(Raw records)
>>
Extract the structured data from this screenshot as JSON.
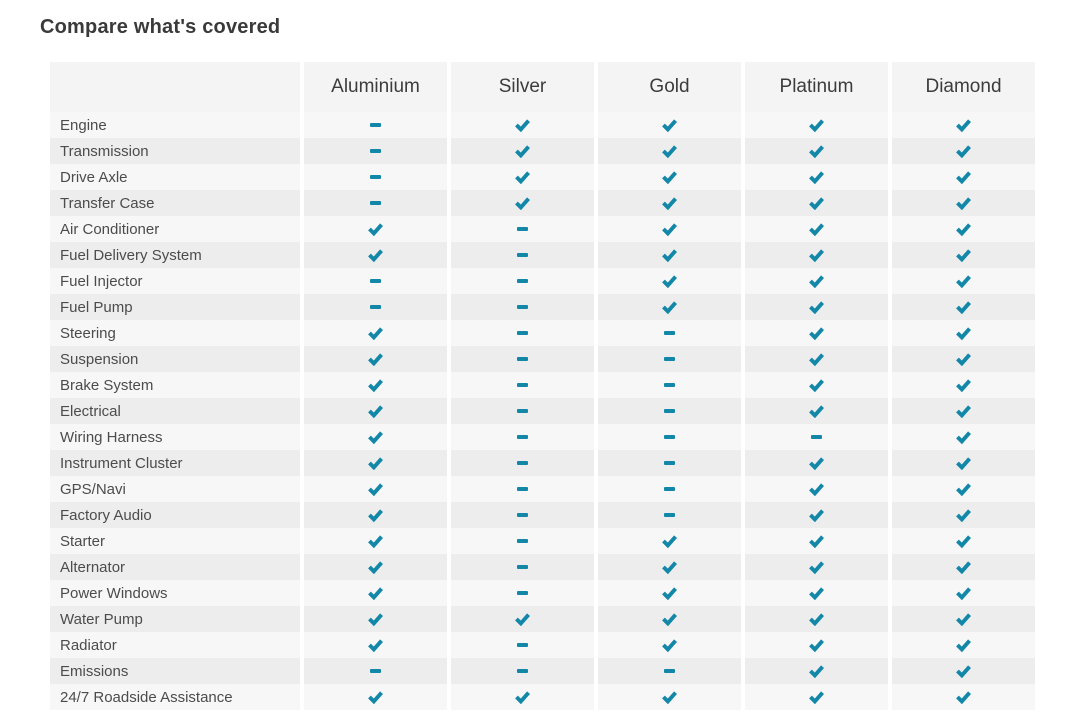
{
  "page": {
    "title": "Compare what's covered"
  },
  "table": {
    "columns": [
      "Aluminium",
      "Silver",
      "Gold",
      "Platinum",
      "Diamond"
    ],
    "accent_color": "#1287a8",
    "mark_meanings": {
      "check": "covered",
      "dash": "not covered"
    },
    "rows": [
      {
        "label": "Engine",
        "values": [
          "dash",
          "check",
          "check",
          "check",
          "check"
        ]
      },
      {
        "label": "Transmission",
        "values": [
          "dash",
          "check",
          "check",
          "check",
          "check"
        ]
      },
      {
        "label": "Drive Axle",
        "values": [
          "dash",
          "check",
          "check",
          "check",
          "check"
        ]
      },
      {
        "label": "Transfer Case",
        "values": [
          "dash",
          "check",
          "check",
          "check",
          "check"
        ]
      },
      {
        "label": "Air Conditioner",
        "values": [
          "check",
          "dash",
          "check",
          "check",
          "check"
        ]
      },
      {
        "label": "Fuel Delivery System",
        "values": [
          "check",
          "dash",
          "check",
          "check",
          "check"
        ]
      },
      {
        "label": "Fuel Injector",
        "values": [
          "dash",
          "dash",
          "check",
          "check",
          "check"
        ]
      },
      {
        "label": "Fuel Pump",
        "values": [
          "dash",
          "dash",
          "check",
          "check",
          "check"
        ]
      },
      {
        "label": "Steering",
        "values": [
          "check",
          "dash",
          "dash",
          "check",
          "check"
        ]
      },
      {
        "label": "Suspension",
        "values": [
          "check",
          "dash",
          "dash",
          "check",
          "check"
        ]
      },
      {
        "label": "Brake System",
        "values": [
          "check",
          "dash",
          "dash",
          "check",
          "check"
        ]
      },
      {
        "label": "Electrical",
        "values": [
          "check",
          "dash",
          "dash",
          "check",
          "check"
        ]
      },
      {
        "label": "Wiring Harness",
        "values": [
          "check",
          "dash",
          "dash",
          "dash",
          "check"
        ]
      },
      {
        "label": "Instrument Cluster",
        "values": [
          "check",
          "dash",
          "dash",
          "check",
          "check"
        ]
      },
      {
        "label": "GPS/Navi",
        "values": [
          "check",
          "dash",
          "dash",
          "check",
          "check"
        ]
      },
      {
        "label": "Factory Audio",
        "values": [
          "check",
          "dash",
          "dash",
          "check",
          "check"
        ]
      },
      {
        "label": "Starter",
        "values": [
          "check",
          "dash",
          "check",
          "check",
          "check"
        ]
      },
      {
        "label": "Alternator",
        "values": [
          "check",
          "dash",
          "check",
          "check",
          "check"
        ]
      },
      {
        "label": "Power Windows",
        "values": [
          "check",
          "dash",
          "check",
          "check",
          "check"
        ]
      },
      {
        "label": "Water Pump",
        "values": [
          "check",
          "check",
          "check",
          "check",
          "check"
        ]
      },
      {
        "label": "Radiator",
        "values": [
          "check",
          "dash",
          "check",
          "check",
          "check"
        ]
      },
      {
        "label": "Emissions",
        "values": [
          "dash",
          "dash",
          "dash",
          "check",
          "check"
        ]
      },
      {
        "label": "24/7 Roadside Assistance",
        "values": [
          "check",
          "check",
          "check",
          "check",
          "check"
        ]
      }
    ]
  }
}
<<
• [Task]:
Exclude the images and reproduce the remaining data exactly.

• [Result]:
Extract the structured data from this screenshot as JSON.
{
  "page": {
    "title": "Compare what's covered"
  },
  "table": {
    "columns": [
      "Aluminium",
      "Silver",
      "Gold",
      "Platinum",
      "Diamond"
    ],
    "accent_color": "#1287a8",
    "mark_meanings": {
      "check": "covered",
      "dash": "not covered"
    },
    "rows": [
      {
        "label": "Engine",
        "values": [
          "dash",
          "check",
          "check",
          "check",
          "check"
        ]
      },
      {
        "label": "Transmission",
        "values": [
          "dash",
          "check",
          "check",
          "check",
          "check"
        ]
      },
      {
        "label": "Drive Axle",
        "values": [
          "dash",
          "check",
          "check",
          "check",
          "check"
        ]
      },
      {
        "label": "Transfer Case",
        "values": [
          "dash",
          "check",
          "check",
          "check",
          "check"
        ]
      },
      {
        "label": "Air Conditioner",
        "values": [
          "check",
          "dash",
          "check",
          "check",
          "check"
        ]
      },
      {
        "label": "Fuel Delivery System",
        "values": [
          "check",
          "dash",
          "check",
          "check",
          "check"
        ]
      },
      {
        "label": "Fuel Injector",
        "values": [
          "dash",
          "dash",
          "check",
          "check",
          "check"
        ]
      },
      {
        "label": "Fuel Pump",
        "values": [
          "dash",
          "dash",
          "check",
          "check",
          "check"
        ]
      },
      {
        "label": "Steering",
        "values": [
          "check",
          "dash",
          "dash",
          "check",
          "check"
        ]
      },
      {
        "label": "Suspension",
        "values": [
          "check",
          "dash",
          "dash",
          "check",
          "check"
        ]
      },
      {
        "label": "Brake System",
        "values": [
          "check",
          "dash",
          "dash",
          "check",
          "check"
        ]
      },
      {
        "label": "Electrical",
        "values": [
          "check",
          "dash",
          "dash",
          "check",
          "check"
        ]
      },
      {
        "label": "Wiring Harness",
        "values": [
          "check",
          "dash",
          "dash",
          "dash",
          "check"
        ]
      },
      {
        "label": "Instrument Cluster",
        "values": [
          "check",
          "dash",
          "dash",
          "check",
          "check"
        ]
      },
      {
        "label": "GPS/Navi",
        "values": [
          "check",
          "dash",
          "dash",
          "check",
          "check"
        ]
      },
      {
        "label": "Factory Audio",
        "values": [
          "check",
          "dash",
          "dash",
          "check",
          "check"
        ]
      },
      {
        "label": "Starter",
        "values": [
          "check",
          "dash",
          "check",
          "check",
          "check"
        ]
      },
      {
        "label": "Alternator",
        "values": [
          "check",
          "dash",
          "check",
          "check",
          "check"
        ]
      },
      {
        "label": "Power Windows",
        "values": [
          "check",
          "dash",
          "check",
          "check",
          "check"
        ]
      },
      {
        "label": "Water Pump",
        "values": [
          "check",
          "check",
          "check",
          "check",
          "check"
        ]
      },
      {
        "label": "Radiator",
        "values": [
          "check",
          "dash",
          "check",
          "check",
          "check"
        ]
      },
      {
        "label": "Emissions",
        "values": [
          "dash",
          "dash",
          "dash",
          "check",
          "check"
        ]
      },
      {
        "label": "24/7 Roadside Assistance",
        "values": [
          "check",
          "check",
          "check",
          "check",
          "check"
        ]
      }
    ]
  }
}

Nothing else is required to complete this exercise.